Data items
'''

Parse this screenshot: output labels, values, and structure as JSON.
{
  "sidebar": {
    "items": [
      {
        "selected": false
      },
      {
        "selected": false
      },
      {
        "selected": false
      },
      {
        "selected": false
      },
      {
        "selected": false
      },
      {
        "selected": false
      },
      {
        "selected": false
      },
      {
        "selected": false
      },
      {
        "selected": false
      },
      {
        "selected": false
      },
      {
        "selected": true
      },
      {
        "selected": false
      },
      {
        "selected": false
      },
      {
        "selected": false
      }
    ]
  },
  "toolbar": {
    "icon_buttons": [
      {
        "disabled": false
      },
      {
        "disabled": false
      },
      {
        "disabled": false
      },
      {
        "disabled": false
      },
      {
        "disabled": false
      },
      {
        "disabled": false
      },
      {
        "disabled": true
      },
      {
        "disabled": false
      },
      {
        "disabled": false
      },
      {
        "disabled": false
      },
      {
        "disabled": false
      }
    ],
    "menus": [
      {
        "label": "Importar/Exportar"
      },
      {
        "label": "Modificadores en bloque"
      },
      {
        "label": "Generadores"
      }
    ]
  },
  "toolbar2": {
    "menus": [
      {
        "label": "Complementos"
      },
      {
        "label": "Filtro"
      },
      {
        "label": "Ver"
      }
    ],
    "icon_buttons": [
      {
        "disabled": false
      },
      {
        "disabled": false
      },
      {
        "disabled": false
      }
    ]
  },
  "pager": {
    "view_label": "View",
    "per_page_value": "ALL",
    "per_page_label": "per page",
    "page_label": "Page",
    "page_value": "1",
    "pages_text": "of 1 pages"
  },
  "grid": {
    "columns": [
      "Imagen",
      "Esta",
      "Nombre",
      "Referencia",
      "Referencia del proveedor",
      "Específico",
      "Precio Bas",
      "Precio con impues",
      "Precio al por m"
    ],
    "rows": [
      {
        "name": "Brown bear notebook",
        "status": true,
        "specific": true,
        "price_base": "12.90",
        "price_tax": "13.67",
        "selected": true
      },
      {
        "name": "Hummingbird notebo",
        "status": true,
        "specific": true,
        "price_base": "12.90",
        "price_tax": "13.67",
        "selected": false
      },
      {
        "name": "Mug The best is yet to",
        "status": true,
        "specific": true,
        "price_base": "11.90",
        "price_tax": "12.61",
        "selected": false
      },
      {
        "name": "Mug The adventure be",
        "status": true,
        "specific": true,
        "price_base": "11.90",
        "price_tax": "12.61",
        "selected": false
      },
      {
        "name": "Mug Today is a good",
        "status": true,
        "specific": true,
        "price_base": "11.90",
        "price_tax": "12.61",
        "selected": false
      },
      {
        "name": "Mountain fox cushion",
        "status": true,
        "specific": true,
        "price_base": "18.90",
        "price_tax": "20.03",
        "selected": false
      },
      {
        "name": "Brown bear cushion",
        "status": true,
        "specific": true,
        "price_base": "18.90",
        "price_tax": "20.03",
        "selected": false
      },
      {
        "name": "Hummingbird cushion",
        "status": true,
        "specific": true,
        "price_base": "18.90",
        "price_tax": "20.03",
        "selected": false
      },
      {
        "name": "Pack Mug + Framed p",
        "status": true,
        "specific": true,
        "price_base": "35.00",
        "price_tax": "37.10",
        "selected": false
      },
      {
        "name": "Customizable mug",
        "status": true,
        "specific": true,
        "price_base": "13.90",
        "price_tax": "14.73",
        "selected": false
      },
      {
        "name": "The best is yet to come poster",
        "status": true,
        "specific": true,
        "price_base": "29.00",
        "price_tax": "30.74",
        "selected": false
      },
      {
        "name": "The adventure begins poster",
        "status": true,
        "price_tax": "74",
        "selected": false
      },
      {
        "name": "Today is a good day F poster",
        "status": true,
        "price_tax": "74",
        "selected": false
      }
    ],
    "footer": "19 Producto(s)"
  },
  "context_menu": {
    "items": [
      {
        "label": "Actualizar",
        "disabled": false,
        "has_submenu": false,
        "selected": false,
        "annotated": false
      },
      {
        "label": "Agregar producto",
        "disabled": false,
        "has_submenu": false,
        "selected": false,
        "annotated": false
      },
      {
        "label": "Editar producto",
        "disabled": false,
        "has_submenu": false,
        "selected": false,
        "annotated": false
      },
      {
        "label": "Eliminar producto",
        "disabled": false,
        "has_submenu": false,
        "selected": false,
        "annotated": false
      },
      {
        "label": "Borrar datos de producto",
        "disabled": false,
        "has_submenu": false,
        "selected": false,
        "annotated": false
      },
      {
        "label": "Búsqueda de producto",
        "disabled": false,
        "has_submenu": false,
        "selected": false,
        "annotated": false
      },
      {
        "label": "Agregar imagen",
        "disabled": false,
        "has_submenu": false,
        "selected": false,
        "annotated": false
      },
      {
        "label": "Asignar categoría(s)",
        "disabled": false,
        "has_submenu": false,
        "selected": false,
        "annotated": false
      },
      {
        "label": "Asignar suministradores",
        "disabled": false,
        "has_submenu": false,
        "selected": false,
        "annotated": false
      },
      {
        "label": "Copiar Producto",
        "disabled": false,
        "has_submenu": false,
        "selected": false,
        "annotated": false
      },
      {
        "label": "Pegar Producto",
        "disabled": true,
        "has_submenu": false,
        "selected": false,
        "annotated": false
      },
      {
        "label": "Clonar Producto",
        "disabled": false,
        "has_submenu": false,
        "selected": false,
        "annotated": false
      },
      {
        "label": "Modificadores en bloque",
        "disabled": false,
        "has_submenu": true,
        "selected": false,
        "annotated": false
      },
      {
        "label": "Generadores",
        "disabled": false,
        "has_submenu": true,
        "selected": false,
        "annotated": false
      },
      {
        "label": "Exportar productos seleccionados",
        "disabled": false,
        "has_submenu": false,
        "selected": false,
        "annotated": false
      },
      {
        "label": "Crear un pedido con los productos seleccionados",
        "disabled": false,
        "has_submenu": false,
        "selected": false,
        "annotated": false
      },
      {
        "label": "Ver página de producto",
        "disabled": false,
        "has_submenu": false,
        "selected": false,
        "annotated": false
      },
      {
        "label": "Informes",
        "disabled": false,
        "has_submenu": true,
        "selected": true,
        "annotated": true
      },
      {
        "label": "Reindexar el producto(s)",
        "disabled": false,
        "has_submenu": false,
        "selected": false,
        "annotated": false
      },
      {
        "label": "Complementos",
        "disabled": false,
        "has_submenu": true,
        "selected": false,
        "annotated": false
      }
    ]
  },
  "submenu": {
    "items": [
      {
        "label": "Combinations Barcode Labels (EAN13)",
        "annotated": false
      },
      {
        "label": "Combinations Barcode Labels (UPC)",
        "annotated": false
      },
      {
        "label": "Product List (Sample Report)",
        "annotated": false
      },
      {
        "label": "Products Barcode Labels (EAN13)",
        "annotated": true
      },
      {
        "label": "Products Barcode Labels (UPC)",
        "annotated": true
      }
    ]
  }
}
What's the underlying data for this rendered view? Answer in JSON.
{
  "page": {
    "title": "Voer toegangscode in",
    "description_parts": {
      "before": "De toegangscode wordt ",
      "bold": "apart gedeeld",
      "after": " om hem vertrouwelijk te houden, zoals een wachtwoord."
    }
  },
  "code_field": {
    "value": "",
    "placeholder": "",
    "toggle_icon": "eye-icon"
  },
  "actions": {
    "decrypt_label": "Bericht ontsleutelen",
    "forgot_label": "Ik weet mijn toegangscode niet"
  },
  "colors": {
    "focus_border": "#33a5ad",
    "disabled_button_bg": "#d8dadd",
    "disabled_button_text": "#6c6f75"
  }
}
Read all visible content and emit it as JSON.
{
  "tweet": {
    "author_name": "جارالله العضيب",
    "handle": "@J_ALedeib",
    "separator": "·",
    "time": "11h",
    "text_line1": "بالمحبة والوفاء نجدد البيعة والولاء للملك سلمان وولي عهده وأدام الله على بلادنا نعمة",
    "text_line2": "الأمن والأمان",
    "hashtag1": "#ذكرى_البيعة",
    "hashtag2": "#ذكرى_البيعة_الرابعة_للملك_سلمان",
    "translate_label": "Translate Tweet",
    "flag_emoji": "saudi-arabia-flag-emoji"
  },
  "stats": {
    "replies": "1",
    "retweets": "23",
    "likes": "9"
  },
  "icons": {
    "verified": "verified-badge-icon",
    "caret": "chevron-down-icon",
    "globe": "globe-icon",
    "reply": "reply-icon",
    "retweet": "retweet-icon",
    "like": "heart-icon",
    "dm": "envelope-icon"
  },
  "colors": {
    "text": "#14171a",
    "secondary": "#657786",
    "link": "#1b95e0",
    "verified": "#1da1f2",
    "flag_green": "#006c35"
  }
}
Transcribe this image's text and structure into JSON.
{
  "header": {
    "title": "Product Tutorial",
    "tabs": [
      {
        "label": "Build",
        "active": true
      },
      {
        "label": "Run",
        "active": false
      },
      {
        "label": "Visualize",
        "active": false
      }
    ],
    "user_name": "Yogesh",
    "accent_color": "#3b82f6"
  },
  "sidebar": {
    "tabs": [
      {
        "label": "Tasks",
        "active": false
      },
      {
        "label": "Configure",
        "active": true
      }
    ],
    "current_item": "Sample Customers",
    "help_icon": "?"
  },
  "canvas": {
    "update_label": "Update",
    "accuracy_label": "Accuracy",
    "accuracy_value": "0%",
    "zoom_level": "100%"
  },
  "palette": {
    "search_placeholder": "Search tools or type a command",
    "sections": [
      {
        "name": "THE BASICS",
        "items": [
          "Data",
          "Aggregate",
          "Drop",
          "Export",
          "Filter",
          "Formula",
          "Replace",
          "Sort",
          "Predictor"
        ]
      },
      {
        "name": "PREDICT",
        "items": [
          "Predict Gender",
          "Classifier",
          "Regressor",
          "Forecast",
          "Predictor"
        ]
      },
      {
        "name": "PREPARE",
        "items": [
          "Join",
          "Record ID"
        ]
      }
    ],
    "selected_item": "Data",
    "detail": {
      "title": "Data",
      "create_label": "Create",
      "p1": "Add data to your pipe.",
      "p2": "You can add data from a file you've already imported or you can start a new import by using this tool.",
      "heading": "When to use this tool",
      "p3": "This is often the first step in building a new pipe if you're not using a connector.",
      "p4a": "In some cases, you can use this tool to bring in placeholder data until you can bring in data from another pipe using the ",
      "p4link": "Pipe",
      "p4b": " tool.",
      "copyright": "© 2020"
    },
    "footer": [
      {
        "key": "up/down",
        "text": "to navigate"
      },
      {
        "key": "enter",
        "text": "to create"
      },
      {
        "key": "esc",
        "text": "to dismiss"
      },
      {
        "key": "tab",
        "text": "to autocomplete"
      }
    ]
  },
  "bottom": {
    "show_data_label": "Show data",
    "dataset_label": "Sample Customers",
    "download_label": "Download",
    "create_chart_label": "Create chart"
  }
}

'''

From the entries above, copy every line that holds the word "Products".

▶ **Finished answer**:
        "label": "Products Barcode Labels (EAN13)",
        "label": "Products Barcode Labels (UPC)",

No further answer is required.